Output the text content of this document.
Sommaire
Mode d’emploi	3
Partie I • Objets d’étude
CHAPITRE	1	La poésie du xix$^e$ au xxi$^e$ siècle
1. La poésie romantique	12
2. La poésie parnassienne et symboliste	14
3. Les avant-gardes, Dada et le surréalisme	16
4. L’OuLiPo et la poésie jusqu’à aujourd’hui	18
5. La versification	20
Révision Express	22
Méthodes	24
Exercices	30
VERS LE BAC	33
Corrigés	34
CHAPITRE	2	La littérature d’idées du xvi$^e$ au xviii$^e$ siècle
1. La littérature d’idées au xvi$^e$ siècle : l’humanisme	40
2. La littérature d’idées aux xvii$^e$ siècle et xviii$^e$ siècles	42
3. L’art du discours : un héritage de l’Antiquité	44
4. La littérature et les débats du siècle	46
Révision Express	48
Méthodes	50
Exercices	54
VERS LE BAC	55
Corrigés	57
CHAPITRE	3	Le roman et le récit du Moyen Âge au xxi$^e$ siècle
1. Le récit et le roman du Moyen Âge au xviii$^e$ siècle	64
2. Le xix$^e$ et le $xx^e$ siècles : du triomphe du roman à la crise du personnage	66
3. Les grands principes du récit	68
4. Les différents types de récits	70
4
★ ★ ★
(Goal of the exercise): Type out the full listing again, exactly as given.

(Result for this exercise):
Output the text content of this document.
Sommaire
Mode d’emploi	3
Partie I • Objets d’étude
CHAPITRE	1	La poésie du xix$^e$ au xxi$^e$ siècle
1. La poésie romantique	12
2. La poésie parnassienne et symboliste	14
3. Les avant-gardes, Dada et le surréalisme	16
4. L’OuLiPo et la poésie jusqu’à aujourd’hui	18
5. La versification	20
Révision Express	22
Méthodes	24
Exercices	30
VERS LE BAC	33
Corrigés	34
CHAPITRE	2	La littérature d’idées du xvi$^e$ au xviii$^e$ siècle
1. La littérature d’idées au xvi$^e$ siècle : l’humanisme	40
2. La littérature d’idées aux xvii$^e$ siècle et xviii$^e$ siècles	42
3. L’art du discours : un héritage de l’Antiquité	44
4. La littérature et les débats du siècle	46
Révision Express	48
Méthodes	50
Exercices	54
VERS LE BAC	55
Corrigés	57
CHAPITRE	3	Le roman et le récit du Moyen Âge au xxi$^e$ siècle
1. Le récit et le roman du Moyen Âge au xviii$^e$ siècle	64
2. Le xix$^e$ et le $xx^e$ siècles : du triomphe du roman à la crise du personnage	66
3. Les grands principes du récit	68
4. Les différents types de récits	70
4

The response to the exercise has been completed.